What the task requires: Write out the data below in full. Keep it exact.

** Start of Source records **

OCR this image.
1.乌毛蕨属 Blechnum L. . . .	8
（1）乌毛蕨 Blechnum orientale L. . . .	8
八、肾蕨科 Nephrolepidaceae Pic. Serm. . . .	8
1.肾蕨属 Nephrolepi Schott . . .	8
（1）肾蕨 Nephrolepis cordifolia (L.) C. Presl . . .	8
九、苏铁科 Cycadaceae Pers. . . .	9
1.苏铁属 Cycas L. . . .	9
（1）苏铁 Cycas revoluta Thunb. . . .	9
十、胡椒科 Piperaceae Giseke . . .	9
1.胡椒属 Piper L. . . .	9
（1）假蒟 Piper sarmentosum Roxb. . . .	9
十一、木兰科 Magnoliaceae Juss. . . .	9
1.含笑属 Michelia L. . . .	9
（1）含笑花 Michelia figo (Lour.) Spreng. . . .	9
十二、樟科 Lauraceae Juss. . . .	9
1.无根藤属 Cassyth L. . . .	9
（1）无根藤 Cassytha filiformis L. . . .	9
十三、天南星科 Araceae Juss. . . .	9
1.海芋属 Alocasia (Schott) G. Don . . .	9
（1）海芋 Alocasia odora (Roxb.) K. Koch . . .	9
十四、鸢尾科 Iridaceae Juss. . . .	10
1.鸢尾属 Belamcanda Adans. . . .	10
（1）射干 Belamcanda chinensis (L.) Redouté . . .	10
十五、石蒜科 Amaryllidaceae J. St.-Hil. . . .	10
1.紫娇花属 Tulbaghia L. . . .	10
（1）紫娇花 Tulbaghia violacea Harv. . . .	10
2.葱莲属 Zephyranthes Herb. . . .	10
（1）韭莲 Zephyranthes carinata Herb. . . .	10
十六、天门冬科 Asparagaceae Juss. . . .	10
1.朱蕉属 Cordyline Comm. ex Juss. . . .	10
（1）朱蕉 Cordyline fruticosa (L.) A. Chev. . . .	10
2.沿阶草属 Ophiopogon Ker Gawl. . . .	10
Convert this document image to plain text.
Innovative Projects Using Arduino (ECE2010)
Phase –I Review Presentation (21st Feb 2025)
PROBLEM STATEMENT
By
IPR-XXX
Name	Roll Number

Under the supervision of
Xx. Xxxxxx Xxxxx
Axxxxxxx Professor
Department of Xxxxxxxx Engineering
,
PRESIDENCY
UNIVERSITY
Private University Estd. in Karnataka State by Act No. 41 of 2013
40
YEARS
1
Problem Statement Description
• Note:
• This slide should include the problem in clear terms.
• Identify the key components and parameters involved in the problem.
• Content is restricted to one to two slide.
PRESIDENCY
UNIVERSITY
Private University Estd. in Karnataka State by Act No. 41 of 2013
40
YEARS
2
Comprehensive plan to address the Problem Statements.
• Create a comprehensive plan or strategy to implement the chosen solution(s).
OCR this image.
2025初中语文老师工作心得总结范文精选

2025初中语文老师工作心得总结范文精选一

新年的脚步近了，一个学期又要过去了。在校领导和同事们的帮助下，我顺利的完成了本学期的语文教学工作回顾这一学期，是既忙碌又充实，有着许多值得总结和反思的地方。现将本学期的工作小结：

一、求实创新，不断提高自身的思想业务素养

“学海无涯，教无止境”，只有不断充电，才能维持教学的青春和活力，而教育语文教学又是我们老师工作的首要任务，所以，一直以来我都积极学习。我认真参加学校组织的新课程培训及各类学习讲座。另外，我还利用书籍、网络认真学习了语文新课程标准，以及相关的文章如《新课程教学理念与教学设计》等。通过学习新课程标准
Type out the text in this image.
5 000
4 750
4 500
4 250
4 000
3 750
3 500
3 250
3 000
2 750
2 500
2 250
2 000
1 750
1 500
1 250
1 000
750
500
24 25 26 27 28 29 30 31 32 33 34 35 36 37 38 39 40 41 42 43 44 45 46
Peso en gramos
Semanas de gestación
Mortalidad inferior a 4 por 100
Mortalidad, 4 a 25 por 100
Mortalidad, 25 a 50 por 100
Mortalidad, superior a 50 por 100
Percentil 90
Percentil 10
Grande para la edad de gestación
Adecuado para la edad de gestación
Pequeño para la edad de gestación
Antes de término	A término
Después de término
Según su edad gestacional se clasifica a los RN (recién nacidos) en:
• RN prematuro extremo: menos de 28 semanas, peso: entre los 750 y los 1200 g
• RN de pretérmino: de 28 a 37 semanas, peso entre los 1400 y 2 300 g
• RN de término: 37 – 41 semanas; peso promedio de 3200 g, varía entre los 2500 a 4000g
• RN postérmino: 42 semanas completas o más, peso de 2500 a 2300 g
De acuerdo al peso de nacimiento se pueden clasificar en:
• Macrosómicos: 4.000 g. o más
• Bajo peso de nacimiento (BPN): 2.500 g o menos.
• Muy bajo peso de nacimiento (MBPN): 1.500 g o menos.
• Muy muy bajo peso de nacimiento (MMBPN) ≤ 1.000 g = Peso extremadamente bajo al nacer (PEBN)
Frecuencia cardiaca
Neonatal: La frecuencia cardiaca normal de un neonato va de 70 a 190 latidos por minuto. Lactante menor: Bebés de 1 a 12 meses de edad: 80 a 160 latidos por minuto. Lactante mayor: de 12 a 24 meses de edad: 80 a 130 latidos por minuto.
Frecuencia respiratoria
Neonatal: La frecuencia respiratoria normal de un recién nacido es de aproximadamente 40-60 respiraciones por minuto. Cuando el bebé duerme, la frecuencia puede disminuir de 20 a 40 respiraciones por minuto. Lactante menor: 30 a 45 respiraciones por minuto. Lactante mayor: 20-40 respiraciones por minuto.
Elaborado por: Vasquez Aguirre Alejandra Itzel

** End of Source records **

Exercise answer:
OCR this image.
1.乌毛蕨属 Blechnum L. . . .	8
（1）乌毛蕨 Blechnum orientale L. . . .	8
八、肾蕨科 Nephrolepidaceae Pic. Serm. . . .	8
1.肾蕨属 Nephrolepi Schott . . .	8
（1）肾蕨 Nephrolepis cordifolia (L.) C. Presl . . .	8
九、苏铁科 Cycadaceae Pers. . . .	9
1.苏铁属 Cycas L. . . .	9
（1）苏铁 Cycas revoluta Thunb. . . .	9
十、胡椒科 Piperaceae Giseke . . .	9
1.胡椒属 Piper L. . . .	9
（1）假蒟 Piper sarmentosum Roxb. . . .	9
十一、木兰科 Magnoliaceae Juss. . . .	9
1.含笑属 Michelia L. . . .	9
（1）含笑花 Michelia figo (Lour.) Spreng. . . .	9
十二、樟科 Lauraceae Juss. . . .	9
1.无根藤属 Cassyth L. . . .	9
（1）无根藤 Cassytha filiformis L. . . .	9
十三、天南星科 Araceae Juss. . . .	9
1.海芋属 Alocasia (Schott) G. Don . . .	9
（1）海芋 Alocasia odora (Roxb.) K. Koch . . .	9
十四、鸢尾科 Iridaceae Juss. . . .	10
1.鸢尾属 Belamcanda Adans. . . .	10
（1）射干 Belamcanda chinensis (L.) Redouté . . .	10
十五、石蒜科 Amaryllidaceae J. St.-Hil. . . .	10
1.紫娇花属 Tulbaghia L. . . .	10
（1）紫娇花 Tulbaghia violacea Harv. . . .	10
2.葱莲属 Zephyranthes Herb. . . .	10
（1）韭莲 Zephyranthes carinata Herb. . . .	10
十六、天门冬科 Asparagaceae Juss. . . .	10
1.朱蕉属 Cordyline Comm. ex Juss. . . .	10
（1）朱蕉 Cordyline fruticosa (L.) A. Chev. . . .	10
2.沿阶草属 Ophiopogon Ker Gawl. . . .	10
Convert this document image to plain text.
Innovative Projects Using Arduino (ECE2010)
Phase –I Review Presentation (21st Feb 2025)
PROBLEM STATEMENT
By
IPR-XXX
Name	Roll Number

Under the supervision of
Xx. Xxxxxx Xxxxx
Axxxxxxx Professor
Department of Xxxxxxxx Engineering
,
PRESIDENCY
UNIVERSITY
Private University Estd. in Karnataka State by Act No. 41 of 2013
40
YEARS
1
Problem Statement Description
• Note:
• This slide should include the problem in clear terms.
• Identify the key components and parameters involved in the problem.
• Content is restricted to one to two slide.
PRESIDENCY
UNIVERSITY
Private University Estd. in Karnataka State by Act No. 41 of 2013
40
YEARS
2
Comprehensive plan to address the Problem Statements.
• Create a comprehensive plan or strategy to implement the chosen solution(s).
OCR this image.
2025初中语文老师工作心得总结范文精选

2025初中语文老师工作心得总结范文精选一

新年的脚步近了，一个学期又要过去了。在校领导和同事们的帮助下，我顺利的完成了本学期的语文教学工作回顾这一学期，是既忙碌又充实，有着许多值得总结和反思的地方。现将本学期的工作小结：

一、求实创新，不断提高自身的思想业务素养

“学海无涯，教无止境”，只有不断充电，才能维持教学的青春和活力，而教育语文教学又是我们老师工作的首要任务，所以，一直以来我都积极学习。我认真参加学校组织的新课程培训及各类学习讲座。另外，我还利用书籍、网络认真学习了语文新课程标准，以及相关的文章如《新课程教学理念与教学设计》等。通过学习新课程标准
Type out the text in this image.
5 000
4 750
4 500
4 250
4 000
3 750
3 500
3 250
3 000
2 750
2 500
2 250
2 000
1 750
1 500
1 250
1 000
750
500
24 25 26 27 28 29 30 31 32 33 34 35 36 37 38 39 40 41 42 43 44 45 46
Peso en gramos
Semanas de gestación
Mortalidad inferior a 4 por 100
Mortalidad, 4 a 25 por 100
Mortalidad, 25 a 50 por 100
Mortalidad, superior a 50 por 100
Percentil 90
Percentil 10
Grande para la edad de gestación
Adecuado para la edad de gestación
Pequeño para la edad de gestación
Antes de término	A término
Después de término
Según su edad gestacional se clasifica a los RN (recién nacidos) en:
• RN prematuro extremo: menos de 28 semanas, peso: entre los 750 y los 1200 g
• RN de pretérmino: de 28 a 37 semanas, peso entre los 1400 y 2 300 g
• RN de término: 37 – 41 semanas; peso promedio de 3200 g, varía entre los 2500 a 4000g
• RN postérmino: 42 semanas completas o más, peso de 2500 a 2300 g
De acuerdo al peso de nacimiento se pueden clasificar en:
• Macrosómicos: 4.000 g. o más
• Bajo peso de nacimiento (BPN): 2.500 g o menos.
• Muy bajo peso de nacimiento (MBPN): 1.500 g o menos.
• Muy muy bajo peso de nacimiento (MMBPN) ≤ 1.000 g = Peso extremadamente bajo al nacer (PEBN)
Frecuencia cardiaca
Neonatal: La frecuencia cardiaca normal de un neonato va de 70 a 190 latidos por minuto. Lactante menor: Bebés de 1 a 12 meses de edad: 80 a 160 latidos por minuto. Lactante mayor: de 12 a 24 meses de edad: 80 a 130 latidos por minuto.
Frecuencia respiratoria
Neonatal: La frecuencia respiratoria normal de un recién nacido es de aproximadamente 40-60 respiraciones por minuto. Cuando el bebé duerme, la frecuencia puede disminuir de 20 a 40 respiraciones por minuto. Lactante menor: 30 a 45 respiraciones por minuto. Lactante mayor: 20-40 respiraciones por minuto.
Elaborado por: Vasquez Aguirre Alejandra Itzel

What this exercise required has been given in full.